* [Entries with figure data]:
————————
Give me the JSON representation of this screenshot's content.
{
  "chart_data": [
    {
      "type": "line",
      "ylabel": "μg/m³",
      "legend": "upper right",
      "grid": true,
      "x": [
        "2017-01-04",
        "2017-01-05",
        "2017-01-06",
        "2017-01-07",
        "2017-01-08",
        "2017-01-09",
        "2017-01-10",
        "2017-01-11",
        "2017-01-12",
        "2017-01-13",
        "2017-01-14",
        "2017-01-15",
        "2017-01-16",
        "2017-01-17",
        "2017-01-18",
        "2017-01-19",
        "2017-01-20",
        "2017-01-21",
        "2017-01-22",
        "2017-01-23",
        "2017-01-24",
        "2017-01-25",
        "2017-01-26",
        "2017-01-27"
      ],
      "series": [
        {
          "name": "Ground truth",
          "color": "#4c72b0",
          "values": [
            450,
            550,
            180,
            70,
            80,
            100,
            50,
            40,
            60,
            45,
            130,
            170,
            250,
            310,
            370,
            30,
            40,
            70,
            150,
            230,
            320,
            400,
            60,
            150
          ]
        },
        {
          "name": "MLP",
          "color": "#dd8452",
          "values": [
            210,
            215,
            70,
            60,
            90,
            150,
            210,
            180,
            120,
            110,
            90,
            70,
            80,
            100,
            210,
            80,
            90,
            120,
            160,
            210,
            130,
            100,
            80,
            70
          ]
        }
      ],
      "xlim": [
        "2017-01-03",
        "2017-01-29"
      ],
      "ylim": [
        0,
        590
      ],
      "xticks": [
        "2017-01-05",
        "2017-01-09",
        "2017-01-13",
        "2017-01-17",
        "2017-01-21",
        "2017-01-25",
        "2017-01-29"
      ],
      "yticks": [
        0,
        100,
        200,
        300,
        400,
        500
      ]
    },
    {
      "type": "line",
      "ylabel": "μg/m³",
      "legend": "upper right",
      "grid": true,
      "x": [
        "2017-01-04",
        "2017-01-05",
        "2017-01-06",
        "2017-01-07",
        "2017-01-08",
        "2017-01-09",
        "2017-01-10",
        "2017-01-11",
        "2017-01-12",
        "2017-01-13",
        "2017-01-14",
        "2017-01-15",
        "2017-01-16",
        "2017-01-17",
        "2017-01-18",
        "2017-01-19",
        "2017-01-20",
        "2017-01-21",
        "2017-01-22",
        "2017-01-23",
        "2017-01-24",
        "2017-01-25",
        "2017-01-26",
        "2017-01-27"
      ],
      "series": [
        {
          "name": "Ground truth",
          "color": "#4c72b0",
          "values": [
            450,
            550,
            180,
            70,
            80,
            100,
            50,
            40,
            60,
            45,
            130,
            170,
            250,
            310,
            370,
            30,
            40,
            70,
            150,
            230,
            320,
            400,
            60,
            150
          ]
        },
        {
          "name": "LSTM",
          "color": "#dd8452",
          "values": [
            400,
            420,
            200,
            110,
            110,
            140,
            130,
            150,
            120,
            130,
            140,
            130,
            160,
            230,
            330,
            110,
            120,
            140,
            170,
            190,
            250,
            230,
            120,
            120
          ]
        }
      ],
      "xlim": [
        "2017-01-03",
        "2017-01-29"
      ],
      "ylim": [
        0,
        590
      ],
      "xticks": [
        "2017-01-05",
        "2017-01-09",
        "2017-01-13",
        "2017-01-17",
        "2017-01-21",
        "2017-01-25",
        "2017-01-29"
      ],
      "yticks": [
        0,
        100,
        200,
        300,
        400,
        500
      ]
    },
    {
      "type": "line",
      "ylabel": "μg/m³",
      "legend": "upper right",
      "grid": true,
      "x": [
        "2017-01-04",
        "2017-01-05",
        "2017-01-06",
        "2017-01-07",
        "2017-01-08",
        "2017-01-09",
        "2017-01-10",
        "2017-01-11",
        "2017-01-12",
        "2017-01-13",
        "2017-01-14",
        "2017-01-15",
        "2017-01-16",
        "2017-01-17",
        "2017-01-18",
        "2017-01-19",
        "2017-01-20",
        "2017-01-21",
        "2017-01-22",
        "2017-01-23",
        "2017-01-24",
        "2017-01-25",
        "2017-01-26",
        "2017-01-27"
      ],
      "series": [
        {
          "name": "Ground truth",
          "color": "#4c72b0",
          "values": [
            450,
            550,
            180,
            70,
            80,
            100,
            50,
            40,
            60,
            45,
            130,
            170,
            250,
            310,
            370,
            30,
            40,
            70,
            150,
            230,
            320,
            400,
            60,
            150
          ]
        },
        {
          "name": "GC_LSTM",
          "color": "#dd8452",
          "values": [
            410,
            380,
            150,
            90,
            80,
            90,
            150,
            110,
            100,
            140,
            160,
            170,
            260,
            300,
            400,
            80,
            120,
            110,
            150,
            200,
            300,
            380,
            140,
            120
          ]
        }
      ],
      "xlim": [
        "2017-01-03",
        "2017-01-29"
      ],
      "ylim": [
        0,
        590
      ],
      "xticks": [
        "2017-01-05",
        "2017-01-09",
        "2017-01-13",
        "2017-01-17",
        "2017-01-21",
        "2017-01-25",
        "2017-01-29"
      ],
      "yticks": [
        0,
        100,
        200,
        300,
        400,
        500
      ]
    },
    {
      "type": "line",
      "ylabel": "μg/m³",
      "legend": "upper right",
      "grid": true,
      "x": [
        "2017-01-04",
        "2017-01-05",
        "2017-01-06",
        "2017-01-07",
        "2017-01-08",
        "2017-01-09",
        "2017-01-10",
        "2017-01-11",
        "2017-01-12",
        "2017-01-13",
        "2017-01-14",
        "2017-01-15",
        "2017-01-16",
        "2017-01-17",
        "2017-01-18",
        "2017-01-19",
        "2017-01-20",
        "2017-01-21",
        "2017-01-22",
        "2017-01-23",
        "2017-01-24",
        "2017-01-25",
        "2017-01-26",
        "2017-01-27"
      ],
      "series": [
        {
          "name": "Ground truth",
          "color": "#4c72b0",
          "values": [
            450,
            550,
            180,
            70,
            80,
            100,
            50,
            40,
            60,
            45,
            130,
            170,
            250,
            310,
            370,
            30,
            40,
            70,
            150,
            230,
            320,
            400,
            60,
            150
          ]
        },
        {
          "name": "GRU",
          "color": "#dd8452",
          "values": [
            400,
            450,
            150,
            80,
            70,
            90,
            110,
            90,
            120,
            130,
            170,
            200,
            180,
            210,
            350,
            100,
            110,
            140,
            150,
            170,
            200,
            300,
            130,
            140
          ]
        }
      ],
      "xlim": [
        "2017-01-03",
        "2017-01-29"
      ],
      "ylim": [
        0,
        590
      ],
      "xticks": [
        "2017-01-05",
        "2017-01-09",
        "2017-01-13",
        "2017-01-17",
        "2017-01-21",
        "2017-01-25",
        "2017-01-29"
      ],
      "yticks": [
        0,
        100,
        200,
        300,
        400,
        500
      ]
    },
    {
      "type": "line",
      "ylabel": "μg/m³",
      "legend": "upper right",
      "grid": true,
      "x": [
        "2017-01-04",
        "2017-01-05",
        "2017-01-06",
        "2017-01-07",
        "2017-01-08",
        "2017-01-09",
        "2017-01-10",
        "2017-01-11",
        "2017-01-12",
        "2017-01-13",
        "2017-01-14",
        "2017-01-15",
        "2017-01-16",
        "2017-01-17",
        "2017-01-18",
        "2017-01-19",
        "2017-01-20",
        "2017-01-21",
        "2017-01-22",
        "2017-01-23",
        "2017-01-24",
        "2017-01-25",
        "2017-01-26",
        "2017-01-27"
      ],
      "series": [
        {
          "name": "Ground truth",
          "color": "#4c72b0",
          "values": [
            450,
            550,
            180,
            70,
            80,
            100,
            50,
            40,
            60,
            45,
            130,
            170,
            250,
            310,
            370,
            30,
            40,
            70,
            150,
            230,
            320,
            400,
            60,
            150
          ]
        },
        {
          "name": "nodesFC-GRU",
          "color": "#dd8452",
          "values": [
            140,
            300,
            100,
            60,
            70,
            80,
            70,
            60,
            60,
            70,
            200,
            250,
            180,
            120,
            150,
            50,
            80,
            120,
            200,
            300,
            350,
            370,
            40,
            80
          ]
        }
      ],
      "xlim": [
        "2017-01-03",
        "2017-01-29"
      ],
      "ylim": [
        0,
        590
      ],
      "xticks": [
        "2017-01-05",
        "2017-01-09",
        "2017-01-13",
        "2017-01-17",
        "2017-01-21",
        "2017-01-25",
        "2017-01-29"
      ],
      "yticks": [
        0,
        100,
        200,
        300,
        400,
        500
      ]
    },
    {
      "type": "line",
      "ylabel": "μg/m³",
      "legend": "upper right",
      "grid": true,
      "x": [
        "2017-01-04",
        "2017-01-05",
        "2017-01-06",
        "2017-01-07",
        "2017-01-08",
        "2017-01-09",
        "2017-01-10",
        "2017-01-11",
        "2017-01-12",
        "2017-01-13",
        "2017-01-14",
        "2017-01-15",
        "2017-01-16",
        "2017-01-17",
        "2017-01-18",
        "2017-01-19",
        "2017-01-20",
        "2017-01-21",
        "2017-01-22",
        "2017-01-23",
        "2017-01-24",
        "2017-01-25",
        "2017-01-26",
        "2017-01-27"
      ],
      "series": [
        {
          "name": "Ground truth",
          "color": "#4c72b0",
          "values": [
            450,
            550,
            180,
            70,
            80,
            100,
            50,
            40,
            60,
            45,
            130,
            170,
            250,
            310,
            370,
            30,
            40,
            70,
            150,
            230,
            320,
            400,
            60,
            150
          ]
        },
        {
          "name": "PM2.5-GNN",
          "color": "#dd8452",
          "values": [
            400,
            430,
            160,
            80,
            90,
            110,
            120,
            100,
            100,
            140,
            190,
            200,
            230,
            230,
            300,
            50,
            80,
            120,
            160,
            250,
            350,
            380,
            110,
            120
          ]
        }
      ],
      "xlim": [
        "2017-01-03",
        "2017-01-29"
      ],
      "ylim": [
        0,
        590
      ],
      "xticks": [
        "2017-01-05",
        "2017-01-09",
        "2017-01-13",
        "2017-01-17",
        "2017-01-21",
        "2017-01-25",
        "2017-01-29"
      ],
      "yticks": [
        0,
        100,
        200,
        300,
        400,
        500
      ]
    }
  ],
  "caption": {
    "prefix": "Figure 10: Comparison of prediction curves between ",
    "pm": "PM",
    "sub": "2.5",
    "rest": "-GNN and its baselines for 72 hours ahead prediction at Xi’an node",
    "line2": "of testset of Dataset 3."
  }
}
————————
* [Task]: Say how many lines in the records hold "prediction", with the number as the whole reply.

* [Exercise solution]: 2